### Stored data entries
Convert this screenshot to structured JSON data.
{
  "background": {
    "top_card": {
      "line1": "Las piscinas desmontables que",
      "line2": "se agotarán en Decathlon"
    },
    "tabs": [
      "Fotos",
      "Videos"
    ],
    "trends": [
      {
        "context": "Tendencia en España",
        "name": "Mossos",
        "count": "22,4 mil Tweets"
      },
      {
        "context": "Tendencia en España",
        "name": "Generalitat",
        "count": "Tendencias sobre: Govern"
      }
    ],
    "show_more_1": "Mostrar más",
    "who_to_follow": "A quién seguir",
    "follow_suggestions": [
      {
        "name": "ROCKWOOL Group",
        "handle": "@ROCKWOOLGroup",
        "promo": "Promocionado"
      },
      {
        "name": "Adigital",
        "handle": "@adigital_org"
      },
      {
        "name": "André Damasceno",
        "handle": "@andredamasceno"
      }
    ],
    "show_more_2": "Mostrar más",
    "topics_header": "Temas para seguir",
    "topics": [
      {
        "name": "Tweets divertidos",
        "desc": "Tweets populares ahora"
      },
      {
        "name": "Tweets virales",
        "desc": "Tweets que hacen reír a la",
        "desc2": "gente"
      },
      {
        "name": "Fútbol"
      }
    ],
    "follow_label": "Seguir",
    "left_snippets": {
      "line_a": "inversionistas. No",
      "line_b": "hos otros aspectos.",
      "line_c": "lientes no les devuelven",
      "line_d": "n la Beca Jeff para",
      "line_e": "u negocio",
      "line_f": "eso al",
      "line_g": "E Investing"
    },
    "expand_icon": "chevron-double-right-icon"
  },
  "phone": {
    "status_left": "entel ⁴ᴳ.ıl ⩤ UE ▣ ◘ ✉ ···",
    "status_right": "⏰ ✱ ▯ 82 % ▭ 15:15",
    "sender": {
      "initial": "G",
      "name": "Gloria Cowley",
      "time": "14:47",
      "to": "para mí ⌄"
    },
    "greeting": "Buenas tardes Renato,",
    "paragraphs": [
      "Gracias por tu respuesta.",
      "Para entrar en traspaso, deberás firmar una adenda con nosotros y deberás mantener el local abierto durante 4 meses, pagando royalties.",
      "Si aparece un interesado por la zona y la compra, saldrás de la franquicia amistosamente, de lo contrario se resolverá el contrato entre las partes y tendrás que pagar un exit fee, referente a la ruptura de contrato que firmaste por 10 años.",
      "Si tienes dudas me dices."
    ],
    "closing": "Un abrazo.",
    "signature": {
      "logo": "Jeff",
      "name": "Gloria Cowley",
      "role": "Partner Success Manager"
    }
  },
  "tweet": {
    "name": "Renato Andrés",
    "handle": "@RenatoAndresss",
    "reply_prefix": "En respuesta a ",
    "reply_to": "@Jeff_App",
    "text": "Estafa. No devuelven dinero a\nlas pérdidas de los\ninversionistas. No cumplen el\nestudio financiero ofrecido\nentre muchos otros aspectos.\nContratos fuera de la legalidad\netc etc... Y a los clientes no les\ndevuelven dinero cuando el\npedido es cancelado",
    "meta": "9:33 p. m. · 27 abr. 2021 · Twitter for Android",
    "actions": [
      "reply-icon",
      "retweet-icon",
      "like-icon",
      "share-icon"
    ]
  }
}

### WHAT THE TASK ASKS
Could you return the complete set of entries exactly?

### ANSWER TO THIS TASK
Convert this screenshot to structured JSON data.
{
  "background": {
    "top_card": {
      "line1": "Las piscinas desmontables que",
      "line2": "se agotarán en Decathlon"
    },
    "tabs": [
      "Fotos",
      "Videos"
    ],
    "trends": [
      {
        "context": "Tendencia en España",
        "name": "Mossos",
        "count": "22,4 mil Tweets"
      },
      {
        "context": "Tendencia en España",
        "name": "Generalitat",
        "count": "Tendencias sobre: Govern"
      }
    ],
    "show_more_1": "Mostrar más",
    "who_to_follow": "A quién seguir",
    "follow_suggestions": [
      {
        "name": "ROCKWOOL Group",
        "handle": "@ROCKWOOLGroup",
        "promo": "Promocionado"
      },
      {
        "name": "Adigital",
        "handle": "@adigital_org"
      },
      {
        "name": "André Damasceno",
        "handle": "@andredamasceno"
      }
    ],
    "show_more_2": "Mostrar más",
    "topics_header": "Temas para seguir",
    "topics": [
      {
        "name": "Tweets divertidos",
        "desc": "Tweets populares ahora"
      },
      {
        "name": "Tweets virales",
        "desc": "Tweets que hacen reír a la",
        "desc2": "gente"
      },
      {
        "name": "Fútbol"
      }
    ],
    "follow_label": "Seguir",
    "left_snippets": {
      "line_a": "inversionistas. No",
      "line_b": "hos otros aspectos.",
      "line_c": "lientes no les devuelven",
      "line_d": "n la Beca Jeff para",
      "line_e": "u negocio",
      "line_f": "eso al",
      "line_g": "E Investing"
    },
    "expand_icon": "chevron-double-right-icon"
  },
  "phone": {
    "status_left": "entel ⁴ᴳ.ıl ⩤ UE ▣ ◘ ✉ ···",
    "status_right": "⏰ ✱ ▯ 82 % ▭ 15:15",
    "sender": {
      "initial": "G",
      "name": "Gloria Cowley",
      "time": "14:47",
      "to": "para mí ⌄"
    },
    "greeting": "Buenas tardes Renato,",
    "paragraphs": [
      "Gracias por tu respuesta.",
      "Para entrar en traspaso, deberás firmar una adenda con nosotros y deberás mantener el local abierto durante 4 meses, pagando royalties.",
      "Si aparece un interesado por la zona y la compra, saldrás de la franquicia amistosamente, de lo contrario se resolverá el contrato entre las partes y tendrás que pagar un exit fee, referente a la ruptura de contrato que firmaste por 10 años.",
      "Si tienes dudas me dices."
    ],
    "closing": "Un abrazo.",
    "signature": {
      "logo": "Jeff",
      "name": "Gloria Cowley",
      "role": "Partner Success Manager"
    }
  },
  "tweet": {
    "name": "Renato Andrés",
    "handle": "@RenatoAndresss",
    "reply_prefix": "En respuesta a ",
    "reply_to": "@Jeff_App",
    "text": "Estafa. No devuelven dinero a\nlas pérdidas de los\ninversionistas. No cumplen el\nestudio financiero ofrecido\nentre muchos otros aspectos.\nContratos fuera de la legalidad\netc etc... Y a los clientes no les\ndevuelven dinero cuando el\npedido es cancelado",
    "meta": "9:33 p. m. · 27 abr. 2021 · Twitter for Android",
    "actions": [
      "reply-icon",
      "retweet-icon",
      "like-icon",
      "share-icon"
    ]
  }
}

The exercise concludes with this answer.